TASK STATEMENT: Everything from the line that contains "What does this" through the final line of the records should be written out exactly, and nothing outside that span.

Stored entries:
** start **

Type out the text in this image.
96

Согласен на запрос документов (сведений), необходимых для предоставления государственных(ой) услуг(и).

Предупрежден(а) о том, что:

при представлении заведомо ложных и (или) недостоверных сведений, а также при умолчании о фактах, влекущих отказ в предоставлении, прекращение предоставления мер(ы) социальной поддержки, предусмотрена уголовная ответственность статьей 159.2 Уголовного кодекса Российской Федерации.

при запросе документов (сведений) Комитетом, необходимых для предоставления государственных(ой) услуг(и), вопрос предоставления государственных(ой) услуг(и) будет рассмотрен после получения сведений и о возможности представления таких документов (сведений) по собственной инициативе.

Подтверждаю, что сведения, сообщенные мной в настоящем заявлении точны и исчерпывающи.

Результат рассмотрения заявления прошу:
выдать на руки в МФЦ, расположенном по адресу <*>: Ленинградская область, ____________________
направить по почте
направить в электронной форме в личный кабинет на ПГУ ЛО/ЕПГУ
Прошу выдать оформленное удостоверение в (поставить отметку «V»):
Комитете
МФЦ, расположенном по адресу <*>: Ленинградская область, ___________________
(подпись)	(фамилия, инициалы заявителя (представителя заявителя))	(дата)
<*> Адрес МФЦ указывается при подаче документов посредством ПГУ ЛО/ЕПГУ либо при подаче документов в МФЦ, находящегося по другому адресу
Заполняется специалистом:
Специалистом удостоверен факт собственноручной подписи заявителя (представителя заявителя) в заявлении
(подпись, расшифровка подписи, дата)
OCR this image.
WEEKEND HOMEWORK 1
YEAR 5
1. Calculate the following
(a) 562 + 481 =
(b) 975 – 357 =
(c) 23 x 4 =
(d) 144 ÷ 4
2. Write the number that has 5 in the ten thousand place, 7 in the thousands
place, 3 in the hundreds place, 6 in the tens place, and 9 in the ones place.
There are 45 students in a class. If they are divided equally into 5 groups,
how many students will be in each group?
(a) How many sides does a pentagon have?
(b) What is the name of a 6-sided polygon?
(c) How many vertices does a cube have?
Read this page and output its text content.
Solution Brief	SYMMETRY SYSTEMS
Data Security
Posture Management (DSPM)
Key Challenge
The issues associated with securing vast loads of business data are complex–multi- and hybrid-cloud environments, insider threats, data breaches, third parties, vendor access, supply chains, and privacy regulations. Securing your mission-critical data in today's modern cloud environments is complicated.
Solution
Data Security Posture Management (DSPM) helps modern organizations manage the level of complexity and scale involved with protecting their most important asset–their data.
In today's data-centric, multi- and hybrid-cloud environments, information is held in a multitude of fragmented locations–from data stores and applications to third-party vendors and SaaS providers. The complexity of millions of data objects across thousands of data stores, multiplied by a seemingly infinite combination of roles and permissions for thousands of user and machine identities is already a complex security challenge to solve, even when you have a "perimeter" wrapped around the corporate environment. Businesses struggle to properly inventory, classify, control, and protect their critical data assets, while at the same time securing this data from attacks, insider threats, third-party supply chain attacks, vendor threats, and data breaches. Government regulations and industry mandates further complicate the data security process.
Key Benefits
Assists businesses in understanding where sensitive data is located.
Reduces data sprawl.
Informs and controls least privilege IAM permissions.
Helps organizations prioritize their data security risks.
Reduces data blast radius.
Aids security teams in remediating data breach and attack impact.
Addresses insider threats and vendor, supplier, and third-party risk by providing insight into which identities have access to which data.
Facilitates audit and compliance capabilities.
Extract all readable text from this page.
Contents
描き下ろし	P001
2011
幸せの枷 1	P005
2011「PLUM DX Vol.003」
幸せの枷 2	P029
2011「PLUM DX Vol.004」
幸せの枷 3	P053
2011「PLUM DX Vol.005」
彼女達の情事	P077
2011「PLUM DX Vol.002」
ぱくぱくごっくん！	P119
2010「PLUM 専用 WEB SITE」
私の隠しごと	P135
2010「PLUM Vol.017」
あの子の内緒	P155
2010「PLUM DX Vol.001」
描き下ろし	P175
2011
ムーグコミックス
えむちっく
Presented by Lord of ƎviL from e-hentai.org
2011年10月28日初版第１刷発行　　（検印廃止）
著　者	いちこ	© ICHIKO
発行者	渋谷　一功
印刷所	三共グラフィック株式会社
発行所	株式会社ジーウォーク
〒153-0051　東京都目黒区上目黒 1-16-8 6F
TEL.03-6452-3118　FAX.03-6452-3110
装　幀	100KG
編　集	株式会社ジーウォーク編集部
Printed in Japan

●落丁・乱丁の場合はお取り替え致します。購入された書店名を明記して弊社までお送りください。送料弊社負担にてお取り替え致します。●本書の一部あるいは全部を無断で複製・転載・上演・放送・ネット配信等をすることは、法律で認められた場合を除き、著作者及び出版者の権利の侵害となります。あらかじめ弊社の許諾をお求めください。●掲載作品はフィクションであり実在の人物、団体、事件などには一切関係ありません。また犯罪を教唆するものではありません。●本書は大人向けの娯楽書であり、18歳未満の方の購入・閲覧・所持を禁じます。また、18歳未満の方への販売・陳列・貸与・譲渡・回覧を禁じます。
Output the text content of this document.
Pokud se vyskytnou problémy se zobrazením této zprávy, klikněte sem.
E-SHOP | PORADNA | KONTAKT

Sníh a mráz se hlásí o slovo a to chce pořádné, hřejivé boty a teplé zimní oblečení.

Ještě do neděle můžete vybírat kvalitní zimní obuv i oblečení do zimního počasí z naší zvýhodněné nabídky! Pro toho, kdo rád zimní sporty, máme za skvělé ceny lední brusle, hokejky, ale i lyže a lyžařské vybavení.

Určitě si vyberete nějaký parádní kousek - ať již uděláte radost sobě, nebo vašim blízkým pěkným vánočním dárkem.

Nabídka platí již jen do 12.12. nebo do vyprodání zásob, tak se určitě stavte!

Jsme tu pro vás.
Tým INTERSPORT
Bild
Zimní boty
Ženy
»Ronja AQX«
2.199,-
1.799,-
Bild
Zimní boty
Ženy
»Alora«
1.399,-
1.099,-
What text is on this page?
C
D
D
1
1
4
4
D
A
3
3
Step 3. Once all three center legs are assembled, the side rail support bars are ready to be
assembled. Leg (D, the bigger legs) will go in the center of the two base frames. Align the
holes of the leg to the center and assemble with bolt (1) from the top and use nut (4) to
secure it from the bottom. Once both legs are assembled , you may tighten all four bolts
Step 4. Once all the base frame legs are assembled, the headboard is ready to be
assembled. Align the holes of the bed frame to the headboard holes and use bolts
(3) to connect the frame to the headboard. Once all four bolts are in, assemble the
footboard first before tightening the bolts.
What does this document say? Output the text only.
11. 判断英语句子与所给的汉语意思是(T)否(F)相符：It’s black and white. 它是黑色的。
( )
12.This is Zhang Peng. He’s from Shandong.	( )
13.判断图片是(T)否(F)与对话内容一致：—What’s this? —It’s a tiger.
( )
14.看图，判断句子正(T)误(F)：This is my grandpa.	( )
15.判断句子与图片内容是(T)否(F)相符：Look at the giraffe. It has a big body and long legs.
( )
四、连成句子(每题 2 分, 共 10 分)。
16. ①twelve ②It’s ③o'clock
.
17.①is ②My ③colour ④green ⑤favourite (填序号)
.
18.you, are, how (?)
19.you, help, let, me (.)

** end **

WORKED ANSWER:
What does this document say? Output the text only.
11. 判断英语句子与所给的汉语意思是(T)否(F)相符：It’s black and white. 它是黑色的。
( )
12.This is Zhang Peng. He’s from Shandong.	( )
13.判断图片是(T)否(F)与对话内容一致：—What’s this? —It’s a tiger.
( )
14.看图，判断句子正(T)误(F)：This is my grandpa.	( )
15.判断句子与图片内容是(T)否(F)相符：Look at the giraffe. It has a big body and long legs.
( )
四、连成句子(每题 2 分, 共 10 分)。
16. ①twelve ②It’s ③o'clock
.
17.①is ②My ③colour ④green ⑤favourite (填序号)
.
18.you, are, how (?)
19.you, help, let, me (.)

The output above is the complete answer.